[Data entries for graphics]
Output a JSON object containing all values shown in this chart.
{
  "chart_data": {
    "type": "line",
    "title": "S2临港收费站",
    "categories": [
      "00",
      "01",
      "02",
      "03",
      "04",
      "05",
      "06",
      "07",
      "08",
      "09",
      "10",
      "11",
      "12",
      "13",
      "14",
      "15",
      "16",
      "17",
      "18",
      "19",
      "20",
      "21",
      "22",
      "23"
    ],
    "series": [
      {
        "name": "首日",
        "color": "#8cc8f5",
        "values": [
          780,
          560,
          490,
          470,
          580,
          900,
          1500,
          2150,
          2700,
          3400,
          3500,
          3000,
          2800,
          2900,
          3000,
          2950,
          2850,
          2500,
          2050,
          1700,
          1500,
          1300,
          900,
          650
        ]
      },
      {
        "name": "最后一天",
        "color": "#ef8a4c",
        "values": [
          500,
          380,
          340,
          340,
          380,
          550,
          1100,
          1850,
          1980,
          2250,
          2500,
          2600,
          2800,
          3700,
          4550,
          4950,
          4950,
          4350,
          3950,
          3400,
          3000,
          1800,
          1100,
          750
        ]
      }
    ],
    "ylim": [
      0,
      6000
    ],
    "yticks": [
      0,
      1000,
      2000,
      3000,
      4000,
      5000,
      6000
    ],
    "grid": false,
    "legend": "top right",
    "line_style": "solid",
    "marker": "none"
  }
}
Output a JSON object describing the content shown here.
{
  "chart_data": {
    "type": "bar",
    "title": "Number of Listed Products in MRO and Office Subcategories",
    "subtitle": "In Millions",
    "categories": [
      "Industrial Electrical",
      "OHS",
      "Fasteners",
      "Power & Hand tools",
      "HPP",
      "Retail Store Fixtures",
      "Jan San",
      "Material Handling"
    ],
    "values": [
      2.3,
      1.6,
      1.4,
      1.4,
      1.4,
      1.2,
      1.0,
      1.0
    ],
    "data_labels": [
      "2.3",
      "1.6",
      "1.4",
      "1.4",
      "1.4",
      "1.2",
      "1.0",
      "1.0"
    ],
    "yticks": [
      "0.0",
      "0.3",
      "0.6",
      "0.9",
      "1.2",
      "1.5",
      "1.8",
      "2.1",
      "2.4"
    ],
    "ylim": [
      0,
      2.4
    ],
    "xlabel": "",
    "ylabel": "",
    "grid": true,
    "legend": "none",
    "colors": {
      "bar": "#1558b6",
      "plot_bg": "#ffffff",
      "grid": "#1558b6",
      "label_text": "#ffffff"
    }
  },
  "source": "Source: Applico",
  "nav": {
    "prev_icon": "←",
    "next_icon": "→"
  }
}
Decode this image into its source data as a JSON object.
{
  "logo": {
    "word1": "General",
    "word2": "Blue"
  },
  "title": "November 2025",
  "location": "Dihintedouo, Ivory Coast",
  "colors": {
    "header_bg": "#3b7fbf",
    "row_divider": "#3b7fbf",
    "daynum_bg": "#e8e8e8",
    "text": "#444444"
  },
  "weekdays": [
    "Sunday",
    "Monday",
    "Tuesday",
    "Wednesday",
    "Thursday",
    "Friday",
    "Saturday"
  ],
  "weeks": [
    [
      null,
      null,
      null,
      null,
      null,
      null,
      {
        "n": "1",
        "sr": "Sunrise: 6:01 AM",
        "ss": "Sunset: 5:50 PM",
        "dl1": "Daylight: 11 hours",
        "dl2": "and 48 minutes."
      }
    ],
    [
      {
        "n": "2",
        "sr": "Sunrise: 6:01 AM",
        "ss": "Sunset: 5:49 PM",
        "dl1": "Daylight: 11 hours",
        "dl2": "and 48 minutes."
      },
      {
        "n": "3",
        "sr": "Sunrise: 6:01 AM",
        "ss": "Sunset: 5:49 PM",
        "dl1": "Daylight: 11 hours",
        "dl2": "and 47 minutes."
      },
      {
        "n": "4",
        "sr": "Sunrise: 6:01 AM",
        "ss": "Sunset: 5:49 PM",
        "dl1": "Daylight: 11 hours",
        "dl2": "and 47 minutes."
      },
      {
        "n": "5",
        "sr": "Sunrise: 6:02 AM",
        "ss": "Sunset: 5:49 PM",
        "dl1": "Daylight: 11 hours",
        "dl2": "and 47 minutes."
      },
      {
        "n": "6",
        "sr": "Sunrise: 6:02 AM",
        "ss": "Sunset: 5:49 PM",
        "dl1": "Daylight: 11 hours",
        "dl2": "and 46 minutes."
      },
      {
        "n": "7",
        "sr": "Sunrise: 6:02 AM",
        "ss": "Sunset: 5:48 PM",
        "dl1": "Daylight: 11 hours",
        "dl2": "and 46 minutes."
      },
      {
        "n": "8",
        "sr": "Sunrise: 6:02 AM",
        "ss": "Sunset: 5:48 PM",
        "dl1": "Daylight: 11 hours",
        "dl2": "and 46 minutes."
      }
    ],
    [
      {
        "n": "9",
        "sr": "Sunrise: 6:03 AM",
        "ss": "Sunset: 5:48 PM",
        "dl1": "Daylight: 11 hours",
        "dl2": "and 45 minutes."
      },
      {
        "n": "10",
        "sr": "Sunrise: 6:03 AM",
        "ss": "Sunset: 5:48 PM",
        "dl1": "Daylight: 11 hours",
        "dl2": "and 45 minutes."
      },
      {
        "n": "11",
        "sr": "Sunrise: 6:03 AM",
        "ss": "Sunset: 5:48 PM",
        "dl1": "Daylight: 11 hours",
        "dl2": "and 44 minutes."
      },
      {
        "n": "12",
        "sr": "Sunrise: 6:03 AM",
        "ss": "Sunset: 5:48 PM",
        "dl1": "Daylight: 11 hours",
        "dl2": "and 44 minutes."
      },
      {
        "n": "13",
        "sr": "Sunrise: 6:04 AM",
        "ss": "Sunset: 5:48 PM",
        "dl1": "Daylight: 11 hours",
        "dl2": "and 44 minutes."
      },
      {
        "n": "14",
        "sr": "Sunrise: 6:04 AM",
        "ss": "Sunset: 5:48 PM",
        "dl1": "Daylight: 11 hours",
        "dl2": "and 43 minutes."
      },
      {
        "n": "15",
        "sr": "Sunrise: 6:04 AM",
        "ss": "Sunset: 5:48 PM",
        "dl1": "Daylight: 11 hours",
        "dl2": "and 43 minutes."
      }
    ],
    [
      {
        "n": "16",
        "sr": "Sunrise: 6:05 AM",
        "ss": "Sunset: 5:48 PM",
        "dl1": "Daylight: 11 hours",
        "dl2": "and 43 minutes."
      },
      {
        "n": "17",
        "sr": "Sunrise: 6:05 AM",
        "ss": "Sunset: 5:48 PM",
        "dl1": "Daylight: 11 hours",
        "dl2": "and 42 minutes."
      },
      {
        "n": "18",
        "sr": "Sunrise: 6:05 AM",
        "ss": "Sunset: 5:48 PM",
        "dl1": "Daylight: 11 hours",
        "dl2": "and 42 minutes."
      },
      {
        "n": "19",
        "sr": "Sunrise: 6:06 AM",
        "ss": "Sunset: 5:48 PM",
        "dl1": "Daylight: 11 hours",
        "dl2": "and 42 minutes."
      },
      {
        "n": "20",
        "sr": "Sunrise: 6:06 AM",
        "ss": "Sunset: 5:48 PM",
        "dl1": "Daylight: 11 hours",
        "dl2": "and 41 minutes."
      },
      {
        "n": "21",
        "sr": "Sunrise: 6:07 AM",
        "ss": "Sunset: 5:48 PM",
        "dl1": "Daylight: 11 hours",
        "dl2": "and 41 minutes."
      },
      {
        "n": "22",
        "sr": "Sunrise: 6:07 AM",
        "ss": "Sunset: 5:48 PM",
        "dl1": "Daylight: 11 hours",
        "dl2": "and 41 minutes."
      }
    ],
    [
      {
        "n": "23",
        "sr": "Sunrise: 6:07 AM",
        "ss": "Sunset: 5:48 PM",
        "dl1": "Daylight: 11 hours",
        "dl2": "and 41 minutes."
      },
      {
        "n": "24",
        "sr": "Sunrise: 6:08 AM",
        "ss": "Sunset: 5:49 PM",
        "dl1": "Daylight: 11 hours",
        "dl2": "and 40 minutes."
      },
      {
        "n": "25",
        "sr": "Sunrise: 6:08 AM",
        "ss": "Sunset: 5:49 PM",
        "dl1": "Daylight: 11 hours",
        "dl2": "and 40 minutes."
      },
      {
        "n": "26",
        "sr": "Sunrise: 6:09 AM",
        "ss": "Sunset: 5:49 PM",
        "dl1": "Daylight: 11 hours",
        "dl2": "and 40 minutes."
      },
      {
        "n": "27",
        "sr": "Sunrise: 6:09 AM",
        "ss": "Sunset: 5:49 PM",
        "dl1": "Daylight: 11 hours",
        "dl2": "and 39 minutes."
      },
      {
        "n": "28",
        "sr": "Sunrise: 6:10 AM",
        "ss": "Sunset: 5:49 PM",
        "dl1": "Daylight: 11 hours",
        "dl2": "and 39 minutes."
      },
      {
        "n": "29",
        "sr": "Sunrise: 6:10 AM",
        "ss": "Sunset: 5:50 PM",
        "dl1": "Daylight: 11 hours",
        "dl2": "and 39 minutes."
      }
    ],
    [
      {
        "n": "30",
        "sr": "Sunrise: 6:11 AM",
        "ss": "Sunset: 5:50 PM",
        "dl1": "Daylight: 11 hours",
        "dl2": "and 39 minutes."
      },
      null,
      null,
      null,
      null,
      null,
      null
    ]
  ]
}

◆ Your instructions
Filter the data, keeping only the lines that contain "shown".

◆ Written reply
Output a JSON object containing all values shown in this chart.
Output a JSON object describing the content shown here.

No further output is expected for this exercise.